* Start Supplied material *
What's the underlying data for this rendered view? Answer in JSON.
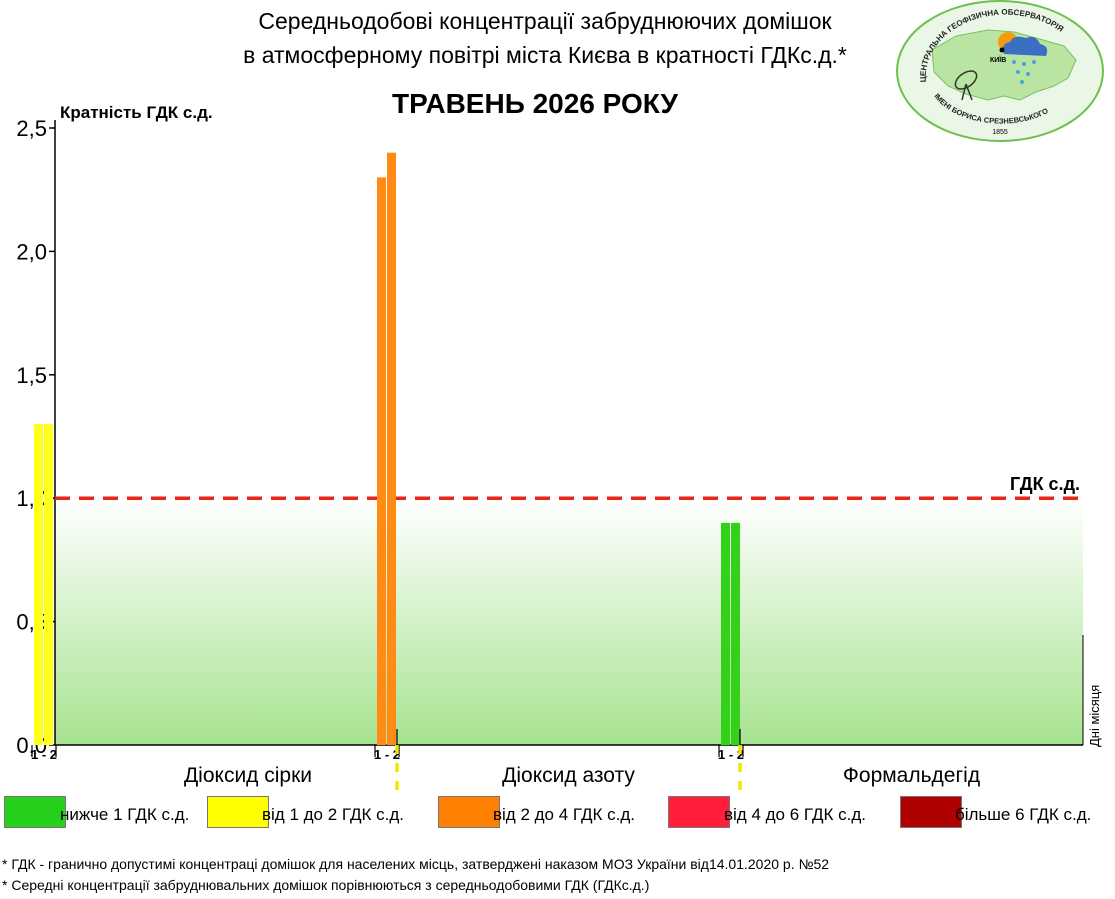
{
  "header": {
    "title_line1": "Середньодобові концентрації забруднюючих домішок",
    "title_line2": "в атмосферному повітрі міста Києва в кратності ГДКс.д.*",
    "month": "ТРАВЕНЬ 2026 РОКУ"
  },
  "logo": {
    "text_top": "ЦЕНТРАЛЬНА ГЕОФІЗИЧНА ОБСЕРВАТОРІЯ",
    "text_bottom": "ІМЕНІ БОРИСА СРЕЗНЕВСЬКОГО",
    "year": "1855",
    "city": "КИЇВ"
  },
  "chart_data": {
    "type": "bar",
    "ylabel": "Кратність ГДК с.д.",
    "xlabel": "Дні місяця",
    "ylim": [
      0,
      2.5
    ],
    "yticks": [
      "0,0",
      "0,5",
      "1,0",
      "1,5",
      "2,0",
      "2,5"
    ],
    "ytick_values": [
      0,
      0.5,
      1.0,
      1.5,
      2.0,
      2.5
    ],
    "threshold": {
      "value": 1.0,
      "label": "ГДК с.д.",
      "color": "#e8261c"
    },
    "groups": [
      {
        "name": "Діоксид сірки",
        "days_label": "1 - 2",
        "values": [
          1.3,
          1.3
        ],
        "color": "#ffff1a"
      },
      {
        "name": "Діоксид азоту",
        "days_label": "1 - 2",
        "values": [
          2.3,
          2.4
        ],
        "color": "#ff8a14"
      },
      {
        "name": "Формальдегід",
        "days_label": "1 - 2",
        "values": [
          0.9,
          0.9
        ],
        "color": "#33d11a"
      }
    ]
  },
  "legend": [
    {
      "label": "нижче 1 ГДК с.д.",
      "color": "#26d01a"
    },
    {
      "label": "від 1 до 2 ГДК с.д.",
      "color": "#ffff00"
    },
    {
      "label": "від 2 до 4 ГДК с.д.",
      "color": "#ff8000"
    },
    {
      "label": "від 4 до 6 ГДК с.д.",
      "color": "#ff1f3a"
    },
    {
      "label": "більше 6 ГДК с.д.",
      "color": "#b00000"
    }
  ],
  "footnotes": [
    "* ГДК - гранично допустимі концентраці домішок для населених місць, затверджені наказом МОЗ України від14.01.2020 р. №52",
    "* Середні концентрації забруднювальних домішок порівнюються з середньодобовими  ГДК (ГДКс.д.)"
  ]
}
* End Supplied material *
Task requirements>
Your task is to return the entries above exactly, with no pictures.

Problem solution>
What's the underlying data for this rendered view? Answer in JSON.
{
  "header": {
    "title_line1": "Середньодобові концентрації забруднюючих домішок",
    "title_line2": "в атмосферному повітрі міста Києва в кратності ГДКс.д.*",
    "month": "ТРАВЕНЬ 2026 РОКУ"
  },
  "logo": {
    "text_top": "ЦЕНТРАЛЬНА ГЕОФІЗИЧНА ОБСЕРВАТОРІЯ",
    "text_bottom": "ІМЕНІ БОРИСА СРЕЗНЕВСЬКОГО",
    "year": "1855",
    "city": "КИЇВ"
  },
  "chart_data": {
    "type": "bar",
    "ylabel": "Кратність ГДК с.д.",
    "xlabel": "Дні місяця",
    "ylim": [
      0,
      2.5
    ],
    "yticks": [
      "0,0",
      "0,5",
      "1,0",
      "1,5",
      "2,0",
      "2,5"
    ],
    "ytick_values": [
      0,
      0.5,
      1.0,
      1.5,
      2.0,
      2.5
    ],
    "threshold": {
      "value": 1.0,
      "label": "ГДК с.д.",
      "color": "#e8261c"
    },
    "groups": [
      {
        "name": "Діоксид сірки",
        "days_label": "1 - 2",
        "values": [
          1.3,
          1.3
        ],
        "color": "#ffff1a"
      },
      {
        "name": "Діоксид азоту",
        "days_label": "1 - 2",
        "values": [
          2.3,
          2.4
        ],
        "color": "#ff8a14"
      },
      {
        "name": "Формальдегід",
        "days_label": "1 - 2",
        "values": [
          0.9,
          0.9
        ],
        "color": "#33d11a"
      }
    ]
  },
  "legend": [
    {
      "label": "нижче 1 ГДК с.д.",
      "color": "#26d01a"
    },
    {
      "label": "від 1 до 2 ГДК с.д.",
      "color": "#ffff00"
    },
    {
      "label": "від 2 до 4 ГДК с.д.",
      "color": "#ff8000"
    },
    {
      "label": "від 4 до 6 ГДК с.д.",
      "color": "#ff1f3a"
    },
    {
      "label": "більше 6 ГДК с.д.",
      "color": "#b00000"
    }
  ],
  "footnotes": [
    "* ГДК - гранично допустимі концентраці домішок для населених місць, затверджені наказом МОЗ України від14.01.2020 р. №52",
    "* Середні концентрації забруднювальних домішок порівнюються з середньодобовими  ГДК (ГДКс.д.)"
  ]
}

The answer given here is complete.